The Moby-Dick Marathon and the Desire for Communal Literary Experiences

By Jessica A. Kent

It always begins with “Call me Ishmael.”

At noon on Jan. 4, 2020, after a tag-team reading of “Extracts” from the six Melville scholars on hand, Jared Bowen, WGBH’s executive arts editor, took to the podium in the main exhibition hall at the New Bedford Whaling Museum to deliver the most famous opening line in literature. Facing a room filled with hundreds of attendees—sitting in chairs, lining the stairwells, leaning against the walls, filling up the decks of the Lagoda, a half-scale model of a whaling ship housed indoors—Bowen declared, measured and clear, “Call. Me. Ishmael!” Someone hooted, and we burst into a brief cheer of anticipation and delight before he continued on with the first chapter, “Loomings.”

With that, we set sail into the 25 hours it will take to read through the entirety of Moby-Dick, an annual tradition going into its 24th year at the New Bedford Whaling Museum. Surrounded by harpoons, preserved containers of whale oil, thick rope, artifacts, and artwork, with the massive whaling ship replica in the center of the room, the reading of the 1851 novel commences with notable local citizens taking turns with the opening chapters (this past weekend included a National Park superintendent, a U.S. Naval officer, a former mayor, a state representative, and even Massachusetts Senator Edward Markey).

•••

Work instructions:
1/ From the Moby-Dick Marathon article, retype the part that opens with the words containing "With that, we" and closes with "Senator Edward Markey).".
2/ In the Moby-Dick Marathon article, what is the Lagoda?

•••

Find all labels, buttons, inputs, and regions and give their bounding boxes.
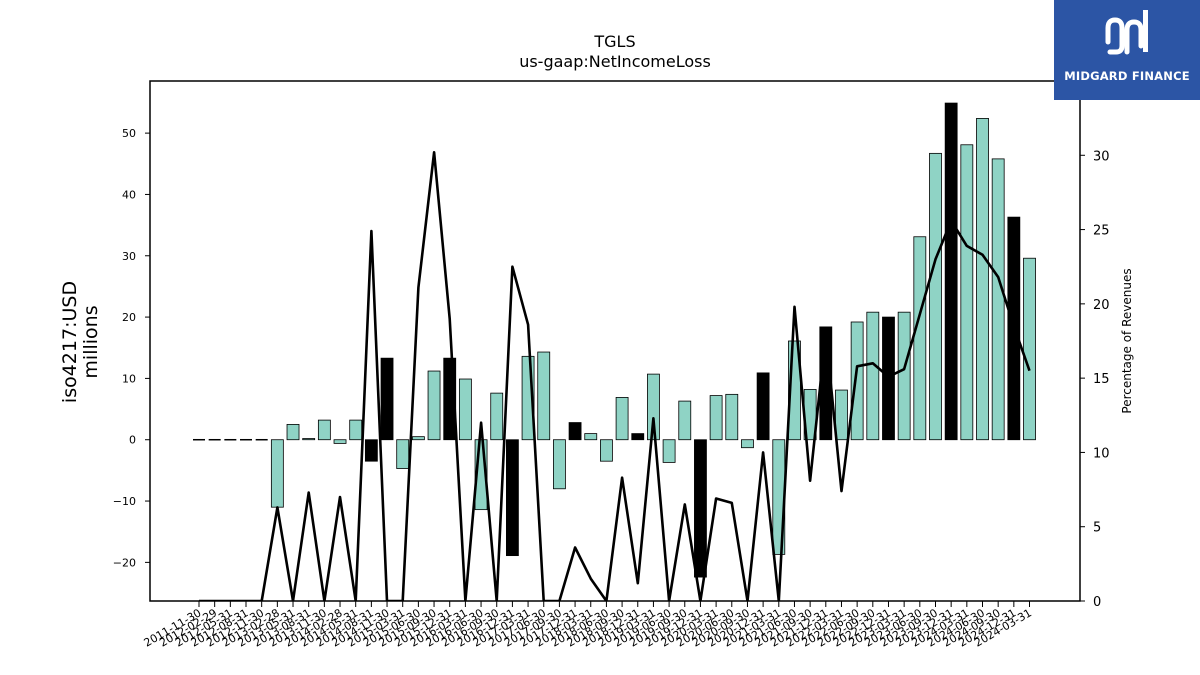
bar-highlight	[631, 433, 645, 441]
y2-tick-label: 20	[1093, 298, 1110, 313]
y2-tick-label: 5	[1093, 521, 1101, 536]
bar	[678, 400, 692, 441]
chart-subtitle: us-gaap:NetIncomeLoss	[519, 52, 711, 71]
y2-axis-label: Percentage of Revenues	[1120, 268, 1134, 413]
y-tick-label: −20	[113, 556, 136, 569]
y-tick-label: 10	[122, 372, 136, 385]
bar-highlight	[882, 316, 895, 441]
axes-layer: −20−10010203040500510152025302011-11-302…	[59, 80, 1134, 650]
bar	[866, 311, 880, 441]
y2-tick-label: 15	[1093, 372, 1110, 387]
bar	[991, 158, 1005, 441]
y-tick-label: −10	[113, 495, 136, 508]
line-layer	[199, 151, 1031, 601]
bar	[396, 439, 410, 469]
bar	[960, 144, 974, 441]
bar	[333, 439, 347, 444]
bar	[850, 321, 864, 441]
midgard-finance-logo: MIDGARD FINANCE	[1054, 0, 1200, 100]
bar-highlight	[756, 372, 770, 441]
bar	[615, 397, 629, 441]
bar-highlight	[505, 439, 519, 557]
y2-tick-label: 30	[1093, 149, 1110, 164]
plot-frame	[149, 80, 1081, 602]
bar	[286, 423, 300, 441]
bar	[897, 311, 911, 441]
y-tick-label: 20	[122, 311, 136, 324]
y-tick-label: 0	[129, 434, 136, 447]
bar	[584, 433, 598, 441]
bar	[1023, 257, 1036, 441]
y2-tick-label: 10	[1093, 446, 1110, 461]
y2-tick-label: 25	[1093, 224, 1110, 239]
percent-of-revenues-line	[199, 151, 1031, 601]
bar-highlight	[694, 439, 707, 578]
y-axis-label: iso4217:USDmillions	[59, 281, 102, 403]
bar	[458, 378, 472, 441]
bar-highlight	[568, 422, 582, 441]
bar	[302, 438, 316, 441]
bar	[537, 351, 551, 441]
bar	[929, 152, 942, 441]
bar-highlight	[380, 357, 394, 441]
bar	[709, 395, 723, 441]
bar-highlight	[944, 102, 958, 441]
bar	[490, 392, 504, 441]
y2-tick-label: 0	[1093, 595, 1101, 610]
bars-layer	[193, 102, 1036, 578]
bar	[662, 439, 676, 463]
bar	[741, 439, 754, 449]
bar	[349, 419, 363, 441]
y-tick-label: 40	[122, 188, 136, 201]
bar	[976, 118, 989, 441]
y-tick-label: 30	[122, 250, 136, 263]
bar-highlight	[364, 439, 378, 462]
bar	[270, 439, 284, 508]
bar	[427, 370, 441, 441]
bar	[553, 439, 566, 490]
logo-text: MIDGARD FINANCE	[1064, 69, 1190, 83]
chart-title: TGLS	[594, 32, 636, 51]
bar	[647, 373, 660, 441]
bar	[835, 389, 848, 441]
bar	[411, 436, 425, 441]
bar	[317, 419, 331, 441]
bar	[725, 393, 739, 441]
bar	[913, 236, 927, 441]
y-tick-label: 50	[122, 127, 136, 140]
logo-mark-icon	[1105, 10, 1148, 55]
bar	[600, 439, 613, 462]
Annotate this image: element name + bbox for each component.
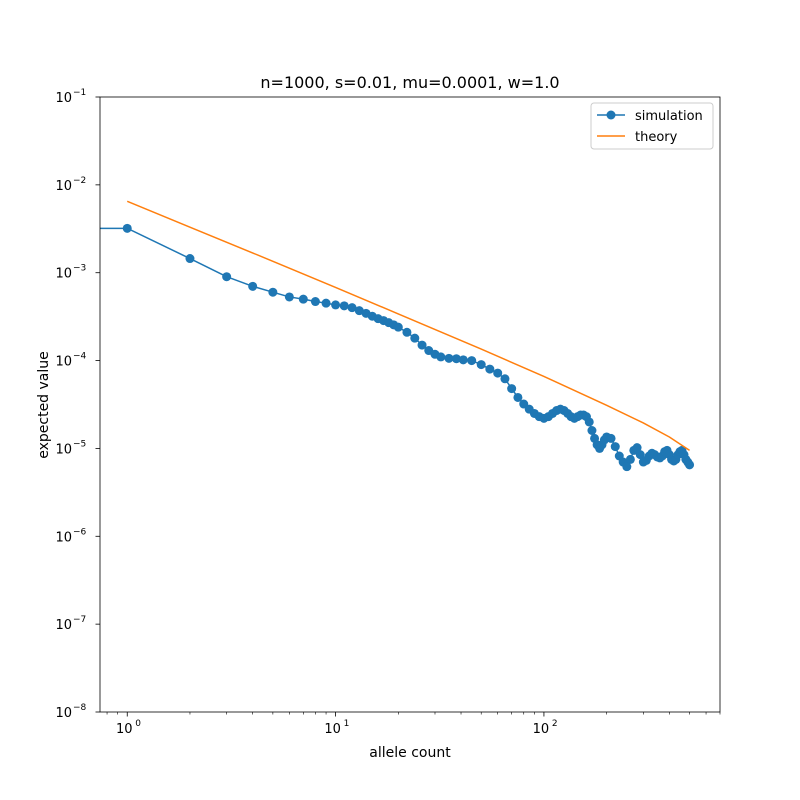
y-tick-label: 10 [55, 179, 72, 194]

•••

Results for the exercise:
1/
With that, we set sail into the 25 hours it will take to read through the entirety of Moby-Dick, an annual tradition going into its 24th year at the New Bedford Whaling Museum. Surrounded by harpoons, preserved containers of whale oil, thick rope, artifacts, and artwork, with the massive whaling ship replica in the center of the room, the reading of the 1851 novel commences with notable local citizens taking turns with the opening chapters (this past weekend included a National Park superintendent, a U.S. Naval officer, a former mayor, a state representative, and even Massachusetts Senator Edward Markey).

2/ The Lagoda is a half-scale model of a whaling ship housed indoors.